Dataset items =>

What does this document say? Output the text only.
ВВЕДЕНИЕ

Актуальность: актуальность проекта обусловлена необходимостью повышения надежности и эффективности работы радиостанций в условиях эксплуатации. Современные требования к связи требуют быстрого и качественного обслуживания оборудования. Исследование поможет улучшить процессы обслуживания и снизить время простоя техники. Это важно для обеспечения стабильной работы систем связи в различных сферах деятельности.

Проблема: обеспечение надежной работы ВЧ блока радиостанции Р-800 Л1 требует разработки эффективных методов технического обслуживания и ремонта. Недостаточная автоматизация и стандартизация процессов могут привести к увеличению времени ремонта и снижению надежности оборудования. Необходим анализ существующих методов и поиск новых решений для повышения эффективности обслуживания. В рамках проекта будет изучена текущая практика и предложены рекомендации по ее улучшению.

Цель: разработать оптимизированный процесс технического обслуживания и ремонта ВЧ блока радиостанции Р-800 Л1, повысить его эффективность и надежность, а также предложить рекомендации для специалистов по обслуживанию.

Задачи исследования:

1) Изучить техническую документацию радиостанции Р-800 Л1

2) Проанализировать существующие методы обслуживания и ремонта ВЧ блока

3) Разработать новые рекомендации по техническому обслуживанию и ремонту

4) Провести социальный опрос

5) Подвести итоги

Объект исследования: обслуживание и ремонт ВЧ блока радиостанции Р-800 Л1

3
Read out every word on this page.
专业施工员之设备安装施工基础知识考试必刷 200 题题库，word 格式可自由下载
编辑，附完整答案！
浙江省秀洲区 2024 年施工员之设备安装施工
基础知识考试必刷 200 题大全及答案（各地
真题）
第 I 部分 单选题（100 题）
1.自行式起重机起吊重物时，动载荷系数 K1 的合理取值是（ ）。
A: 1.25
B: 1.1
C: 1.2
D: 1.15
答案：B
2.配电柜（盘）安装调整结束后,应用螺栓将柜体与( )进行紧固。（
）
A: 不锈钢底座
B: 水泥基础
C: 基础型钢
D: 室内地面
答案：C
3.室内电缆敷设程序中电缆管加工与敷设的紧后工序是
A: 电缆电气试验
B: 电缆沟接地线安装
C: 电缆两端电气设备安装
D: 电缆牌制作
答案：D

EXERCISE DESCRIPTION => State how many lines in the entries above include the word "исследования"; reply with the number alone.

RESULT => 2